_GIVEN TEXT_.
BEGIN

WASHINGTON — Critics of regulatory reform legislation claim provisions designed to let the government unwind systemically important institutions are riddled with exceptions that would allow bureaucrats to perpetuate too-big-to-fail policies.

However, under revised House language expected to be approved by the Financial Services Committee on Wednesday the Federal Deposit Insurance Corp. could only lend to a failing company for the purpose of unwinding it. It could not provide the kind of "open bank assistance" to holding companies that it now can give their subsidiaries.

The Senate Banking Committee is expected to follow suit and adopt similar changes.

Some former regulators said that, if anything, lawmakers may be taking too restrictive an approach.

"The House bill is quite reasonable, though my personal bias is giving a competent agency like the FDIC more authority, not less, more flexibility, not less," said Eugene A. Ludwig, the chief executive officer of Promontory Financial Group and a former comptroller of the currency. "In the wake of one crisis, it's hard to predict what the next crisis will entail."

Under the original bill from House Financial Services Committee Chairman Barney Frank, the FDIC would have been given significant authority to aid faltering companies without closing them, including the ability to provide loans or guarantees in individual cases, and to act as a so-called "qualified receiver" for struggling companies deemed to pose a risk to the financial system. In the latter role, the agency would have been like a quasi-conservator, taking steps "necessary to put the covered financial company in a sound and solvent condition."

Republicans and other critics cried foul, arguing that those powers would let the FDIC repeat the bailouts given to Citigroup Inc. and Bank of America Corp. during the depth of the crisis late last year and in early 2009. Both companies were given loan guarantees and billions in capital from the government in order to help prevent their failures.

END

_LIST OF TASKS_.
- a) Translate this sentence from the article on regulatory reform legislation into Spanish: "The Senate Banking Committee is expected to follow suit and adopt similar changes."
- b) Continue the article on the FDIC's powers under regulatory reform legislation, starting after its last paragraph.

_DATASET EXCERPTS_.
BEGIN

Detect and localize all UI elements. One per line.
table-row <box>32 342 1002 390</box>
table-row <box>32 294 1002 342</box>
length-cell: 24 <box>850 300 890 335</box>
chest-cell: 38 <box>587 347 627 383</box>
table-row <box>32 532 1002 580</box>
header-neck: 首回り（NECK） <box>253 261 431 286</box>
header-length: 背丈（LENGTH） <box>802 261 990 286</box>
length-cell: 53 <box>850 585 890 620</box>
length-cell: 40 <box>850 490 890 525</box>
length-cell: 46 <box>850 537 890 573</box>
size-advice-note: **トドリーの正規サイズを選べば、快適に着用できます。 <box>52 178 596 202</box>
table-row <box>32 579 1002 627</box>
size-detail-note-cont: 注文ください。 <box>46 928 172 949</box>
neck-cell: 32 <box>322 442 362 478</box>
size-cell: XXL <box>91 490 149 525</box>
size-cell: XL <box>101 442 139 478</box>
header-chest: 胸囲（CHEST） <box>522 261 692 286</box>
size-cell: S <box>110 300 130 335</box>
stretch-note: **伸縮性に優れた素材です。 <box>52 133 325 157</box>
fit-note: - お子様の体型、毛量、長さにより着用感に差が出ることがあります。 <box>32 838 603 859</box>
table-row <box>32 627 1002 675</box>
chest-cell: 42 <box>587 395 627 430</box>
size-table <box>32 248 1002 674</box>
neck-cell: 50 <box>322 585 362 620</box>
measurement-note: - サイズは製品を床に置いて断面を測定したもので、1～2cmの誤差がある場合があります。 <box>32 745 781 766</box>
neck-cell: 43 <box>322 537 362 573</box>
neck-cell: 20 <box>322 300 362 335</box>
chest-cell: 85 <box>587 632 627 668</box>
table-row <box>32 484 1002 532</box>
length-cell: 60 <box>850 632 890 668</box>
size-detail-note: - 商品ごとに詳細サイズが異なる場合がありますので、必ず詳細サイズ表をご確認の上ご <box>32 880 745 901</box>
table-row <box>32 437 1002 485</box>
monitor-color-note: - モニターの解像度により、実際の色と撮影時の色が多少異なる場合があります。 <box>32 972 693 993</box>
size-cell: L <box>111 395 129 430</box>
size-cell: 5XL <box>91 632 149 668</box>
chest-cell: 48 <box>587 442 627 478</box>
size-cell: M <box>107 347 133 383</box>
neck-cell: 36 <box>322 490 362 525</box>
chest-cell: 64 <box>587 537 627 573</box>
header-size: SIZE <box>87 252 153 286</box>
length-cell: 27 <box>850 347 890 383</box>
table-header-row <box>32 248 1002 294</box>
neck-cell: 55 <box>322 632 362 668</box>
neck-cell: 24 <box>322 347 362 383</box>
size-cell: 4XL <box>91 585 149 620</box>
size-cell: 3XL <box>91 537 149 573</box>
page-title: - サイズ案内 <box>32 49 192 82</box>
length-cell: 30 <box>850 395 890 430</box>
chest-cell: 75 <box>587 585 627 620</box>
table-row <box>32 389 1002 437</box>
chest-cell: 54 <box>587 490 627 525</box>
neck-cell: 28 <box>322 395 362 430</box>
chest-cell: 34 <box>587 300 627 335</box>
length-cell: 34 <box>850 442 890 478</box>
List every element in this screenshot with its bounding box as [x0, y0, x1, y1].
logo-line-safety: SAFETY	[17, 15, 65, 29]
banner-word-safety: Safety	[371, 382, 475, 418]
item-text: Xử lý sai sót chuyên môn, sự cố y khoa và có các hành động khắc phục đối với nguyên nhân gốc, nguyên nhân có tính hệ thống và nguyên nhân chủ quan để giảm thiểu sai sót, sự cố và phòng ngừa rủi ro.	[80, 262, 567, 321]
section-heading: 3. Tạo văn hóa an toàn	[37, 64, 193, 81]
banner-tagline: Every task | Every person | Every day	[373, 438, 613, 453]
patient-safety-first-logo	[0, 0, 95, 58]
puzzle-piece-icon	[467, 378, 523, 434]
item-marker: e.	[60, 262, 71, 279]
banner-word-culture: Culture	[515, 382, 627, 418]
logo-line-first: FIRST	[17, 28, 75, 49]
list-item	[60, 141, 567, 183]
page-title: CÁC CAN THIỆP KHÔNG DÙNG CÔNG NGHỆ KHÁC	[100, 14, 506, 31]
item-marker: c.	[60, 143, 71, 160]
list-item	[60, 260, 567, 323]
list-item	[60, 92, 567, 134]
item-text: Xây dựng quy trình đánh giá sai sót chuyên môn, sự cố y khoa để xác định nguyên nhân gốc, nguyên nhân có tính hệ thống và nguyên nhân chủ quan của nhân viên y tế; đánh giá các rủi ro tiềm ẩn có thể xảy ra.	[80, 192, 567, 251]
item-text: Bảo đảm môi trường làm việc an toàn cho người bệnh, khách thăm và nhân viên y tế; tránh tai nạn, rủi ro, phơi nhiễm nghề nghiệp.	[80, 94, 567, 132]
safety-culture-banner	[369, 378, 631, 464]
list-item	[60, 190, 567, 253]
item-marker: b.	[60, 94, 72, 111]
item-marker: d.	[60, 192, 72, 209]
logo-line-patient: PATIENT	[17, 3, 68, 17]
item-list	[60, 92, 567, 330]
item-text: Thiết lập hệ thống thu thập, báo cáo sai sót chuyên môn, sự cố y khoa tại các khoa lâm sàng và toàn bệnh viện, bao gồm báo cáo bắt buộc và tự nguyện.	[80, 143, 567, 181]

END

_TASK RESPONSES_.
- a) Se espera que el Comité Bancario del Senado siga el ejemplo y adopte cambios similares.

- b)
But amendments that Frank's committee approved on Nov. 18 and Nov. 19 severely curtailed the FDIC's power to help keep a company alive. The committee stripped out any reference to a "qualified receiver" and said that the FDIC could only provide debt guarantees industrywide — not just for an individual company. Though the agency can still lend to a failing firm, it can do so only in order to wind it down. The FDIC is given no leeway to help keep a struggling company afloat indefinitely.

This has quieted some critics who had argued that the resolution powers would lead to ever more government assistance.

The bill "is a step away from the bailouts as compared to present statutes," said Rep. Brad Sherman, D-Calif., a vocal critic of the government's aid to large financial institutions.

Though Senate Banking Committee Chairman Chris Dodd's bill lacks the limits on assistance that are in the House bill, he is expected to change his legislation to echo the House version. For example, a Nov. 10 draft of the Senate bill would have let the FDIC take equity interests in companies, but this provision was later removed. "I want to clear up what I call some mischaracterizations," Dodd said on Nov. 19. "There is absolutely nothing in the bill we've drafted that would allow the government to prop up a failed institution."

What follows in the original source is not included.